Start of Excerpt

The Wooster Group A PINK CHAIR
(In Place of a Fake Antique)

[Theatre]

Commissioned as part of the Tadeusz Kantor centennial, A PINK CHAIR (In Place of a Fake Antique) revisits one of the Polish director’s final pieces. Neither homage, nor recreation of an original work, the show reveals the distinctive sensibilities of two driving forces of theatrical innovation, separated by language, culture and history. What brings them together, however, is their collective-based practice of theatre and radical freedom.

End of Excerpt
Start of Stored data

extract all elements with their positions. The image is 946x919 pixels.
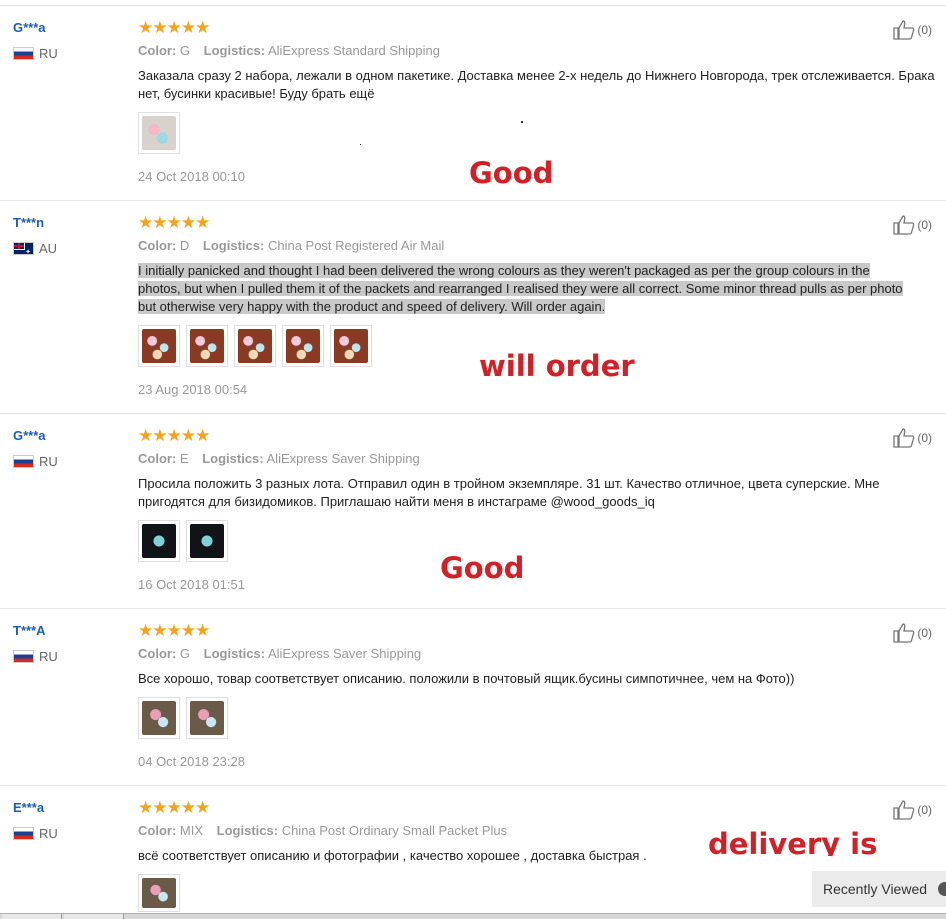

End of Stored data

**Tasks and exercises**
A - According to the passage on The Wooster Group's A PINK CHAIR, what was the show commissioned as part of?
B - Write a continuation of the passage on The Wooster Group's A PINK CHAIR, starting after its final sentence.

**Outputs by task**
A - The Tadeusz Kantor centennial.

B -
Since it was founded in 1975, the Wooster Group has continued to look to sources from the past as its inspiration for an experimental brand of theatre extending across all areas of performance, visual arts and multimedia. In A PINK CHAIR (In Place of a Fake Antique), the New York-based collective blends footage of rehearsals from the piece I Shall Never Return with theoretical writings by Tadeusz Kantor, and an interview with his daughter. This enables a dialogue to be set up between the performers onstage and the resonances of this burlesque, tragic work peopled with the shadows of Polish history. The piece at the core of the show is the farewell that Kantor, the flagship director of post-war Poland’s avant-garde, made in 1998 to the characters he had created. Accordingly, we come across a mystical bride, a soldier, a priest, and a prostitute, but also Ulysses, Penelope and the director himself, in a playing space which is somewhere between Ithaca and a Polish inn of dubious reputation. In the hands of the ever-inventive Wooster Group, this theatrical palimpsest, with the performance of songs helping to build up the sense of emotion, becomes a quest for lost time, an ode to the spirit-like powers of the theatre.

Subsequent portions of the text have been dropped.